++++ Given data ++++

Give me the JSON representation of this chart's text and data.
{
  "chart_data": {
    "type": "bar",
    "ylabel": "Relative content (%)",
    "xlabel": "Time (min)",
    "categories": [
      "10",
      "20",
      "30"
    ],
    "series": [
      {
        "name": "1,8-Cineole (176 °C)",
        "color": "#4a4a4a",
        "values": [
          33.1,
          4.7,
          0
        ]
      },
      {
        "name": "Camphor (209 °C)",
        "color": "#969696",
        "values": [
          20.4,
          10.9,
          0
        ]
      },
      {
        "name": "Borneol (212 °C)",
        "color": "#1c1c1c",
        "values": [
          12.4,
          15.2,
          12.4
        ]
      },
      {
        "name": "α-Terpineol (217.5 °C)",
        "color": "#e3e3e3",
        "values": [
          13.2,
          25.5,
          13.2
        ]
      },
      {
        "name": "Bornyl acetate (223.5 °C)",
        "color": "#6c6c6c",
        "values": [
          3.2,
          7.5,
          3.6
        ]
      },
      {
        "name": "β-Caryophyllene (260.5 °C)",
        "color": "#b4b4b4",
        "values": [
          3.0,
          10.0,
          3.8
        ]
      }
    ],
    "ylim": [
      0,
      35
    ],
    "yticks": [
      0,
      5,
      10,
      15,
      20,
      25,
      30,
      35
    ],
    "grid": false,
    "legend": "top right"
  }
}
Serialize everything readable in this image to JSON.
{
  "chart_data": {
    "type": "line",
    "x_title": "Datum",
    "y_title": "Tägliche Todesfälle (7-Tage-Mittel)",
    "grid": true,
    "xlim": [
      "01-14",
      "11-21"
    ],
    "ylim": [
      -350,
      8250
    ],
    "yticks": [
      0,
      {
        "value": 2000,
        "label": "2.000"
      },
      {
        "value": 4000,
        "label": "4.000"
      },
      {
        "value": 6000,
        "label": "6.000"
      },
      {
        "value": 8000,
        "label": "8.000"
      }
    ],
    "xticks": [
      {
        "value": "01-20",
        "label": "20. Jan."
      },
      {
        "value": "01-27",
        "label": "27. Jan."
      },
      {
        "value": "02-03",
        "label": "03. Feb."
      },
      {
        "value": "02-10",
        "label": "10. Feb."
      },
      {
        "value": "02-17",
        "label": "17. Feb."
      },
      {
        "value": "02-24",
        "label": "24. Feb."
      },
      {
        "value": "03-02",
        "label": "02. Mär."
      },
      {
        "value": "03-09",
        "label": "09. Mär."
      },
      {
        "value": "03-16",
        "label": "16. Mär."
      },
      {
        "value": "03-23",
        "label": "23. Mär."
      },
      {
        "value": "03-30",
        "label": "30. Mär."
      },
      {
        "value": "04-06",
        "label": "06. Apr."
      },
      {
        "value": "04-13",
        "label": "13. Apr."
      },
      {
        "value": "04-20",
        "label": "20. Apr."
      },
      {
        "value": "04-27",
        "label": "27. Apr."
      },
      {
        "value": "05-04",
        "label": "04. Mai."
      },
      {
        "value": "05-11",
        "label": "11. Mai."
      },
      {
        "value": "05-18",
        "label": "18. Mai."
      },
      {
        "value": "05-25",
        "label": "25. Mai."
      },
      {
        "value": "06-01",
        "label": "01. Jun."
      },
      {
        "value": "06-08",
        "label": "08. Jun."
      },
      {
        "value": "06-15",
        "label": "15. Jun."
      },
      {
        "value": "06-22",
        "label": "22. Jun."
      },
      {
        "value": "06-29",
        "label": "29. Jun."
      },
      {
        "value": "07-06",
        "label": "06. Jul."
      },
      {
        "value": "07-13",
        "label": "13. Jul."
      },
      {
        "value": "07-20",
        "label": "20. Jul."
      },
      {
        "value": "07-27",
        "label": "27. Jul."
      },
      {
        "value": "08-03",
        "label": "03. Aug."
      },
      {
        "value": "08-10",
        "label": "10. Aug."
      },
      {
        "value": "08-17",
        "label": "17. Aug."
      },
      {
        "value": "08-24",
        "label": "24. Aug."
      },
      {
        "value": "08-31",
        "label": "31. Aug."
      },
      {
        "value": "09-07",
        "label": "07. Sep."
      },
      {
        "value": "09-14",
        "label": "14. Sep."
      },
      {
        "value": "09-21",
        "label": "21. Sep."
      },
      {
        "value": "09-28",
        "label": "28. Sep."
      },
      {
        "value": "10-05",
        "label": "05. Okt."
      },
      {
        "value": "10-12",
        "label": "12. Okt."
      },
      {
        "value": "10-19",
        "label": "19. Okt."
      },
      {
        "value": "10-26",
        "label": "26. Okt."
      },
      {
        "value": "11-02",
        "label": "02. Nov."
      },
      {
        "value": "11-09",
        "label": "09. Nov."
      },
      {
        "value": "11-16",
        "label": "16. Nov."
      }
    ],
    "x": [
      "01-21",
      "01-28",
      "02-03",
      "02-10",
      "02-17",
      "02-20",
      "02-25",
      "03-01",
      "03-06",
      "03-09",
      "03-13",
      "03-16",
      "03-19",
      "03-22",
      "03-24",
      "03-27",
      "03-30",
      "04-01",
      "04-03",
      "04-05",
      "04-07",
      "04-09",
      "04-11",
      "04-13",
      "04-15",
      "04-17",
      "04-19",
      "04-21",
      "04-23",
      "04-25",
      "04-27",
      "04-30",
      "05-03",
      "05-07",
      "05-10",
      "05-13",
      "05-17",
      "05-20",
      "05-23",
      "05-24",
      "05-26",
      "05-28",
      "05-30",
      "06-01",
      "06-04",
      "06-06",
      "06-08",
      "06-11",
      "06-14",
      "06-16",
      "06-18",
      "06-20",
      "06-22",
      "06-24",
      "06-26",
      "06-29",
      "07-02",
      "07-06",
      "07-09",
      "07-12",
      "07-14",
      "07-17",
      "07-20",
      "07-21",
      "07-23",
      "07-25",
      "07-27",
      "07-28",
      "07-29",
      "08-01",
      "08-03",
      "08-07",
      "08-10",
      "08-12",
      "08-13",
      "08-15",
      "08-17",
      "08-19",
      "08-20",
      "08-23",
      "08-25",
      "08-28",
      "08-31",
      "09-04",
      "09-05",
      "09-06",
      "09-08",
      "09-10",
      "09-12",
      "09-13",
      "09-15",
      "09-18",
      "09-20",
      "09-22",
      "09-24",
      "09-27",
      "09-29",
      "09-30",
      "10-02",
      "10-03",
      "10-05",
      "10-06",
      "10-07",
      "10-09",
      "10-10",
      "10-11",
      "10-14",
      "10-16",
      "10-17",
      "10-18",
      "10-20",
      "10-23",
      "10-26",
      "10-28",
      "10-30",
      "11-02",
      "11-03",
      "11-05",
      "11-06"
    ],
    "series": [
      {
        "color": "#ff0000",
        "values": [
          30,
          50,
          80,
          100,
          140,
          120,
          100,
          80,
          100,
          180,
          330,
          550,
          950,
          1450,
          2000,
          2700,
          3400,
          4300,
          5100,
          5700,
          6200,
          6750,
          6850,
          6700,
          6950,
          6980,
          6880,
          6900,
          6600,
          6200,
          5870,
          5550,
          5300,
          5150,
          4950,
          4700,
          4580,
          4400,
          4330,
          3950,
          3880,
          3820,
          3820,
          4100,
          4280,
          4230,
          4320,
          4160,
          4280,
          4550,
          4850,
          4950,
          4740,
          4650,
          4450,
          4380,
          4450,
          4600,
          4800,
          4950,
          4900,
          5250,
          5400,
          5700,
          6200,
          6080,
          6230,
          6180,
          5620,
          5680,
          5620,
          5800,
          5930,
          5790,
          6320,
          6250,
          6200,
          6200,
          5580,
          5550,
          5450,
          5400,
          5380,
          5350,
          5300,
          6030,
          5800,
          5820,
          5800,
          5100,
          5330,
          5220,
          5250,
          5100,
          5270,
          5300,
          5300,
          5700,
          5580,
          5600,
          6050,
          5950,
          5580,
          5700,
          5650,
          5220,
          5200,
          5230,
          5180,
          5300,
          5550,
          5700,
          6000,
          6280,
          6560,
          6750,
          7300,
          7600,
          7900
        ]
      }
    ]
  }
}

++++

**Task requirements**
Scan the material line by line and report each one that contains "this".

**Written answer**
Give me the JSON representation of this chart's text and data.
Serialize everything readable in this image to JSON.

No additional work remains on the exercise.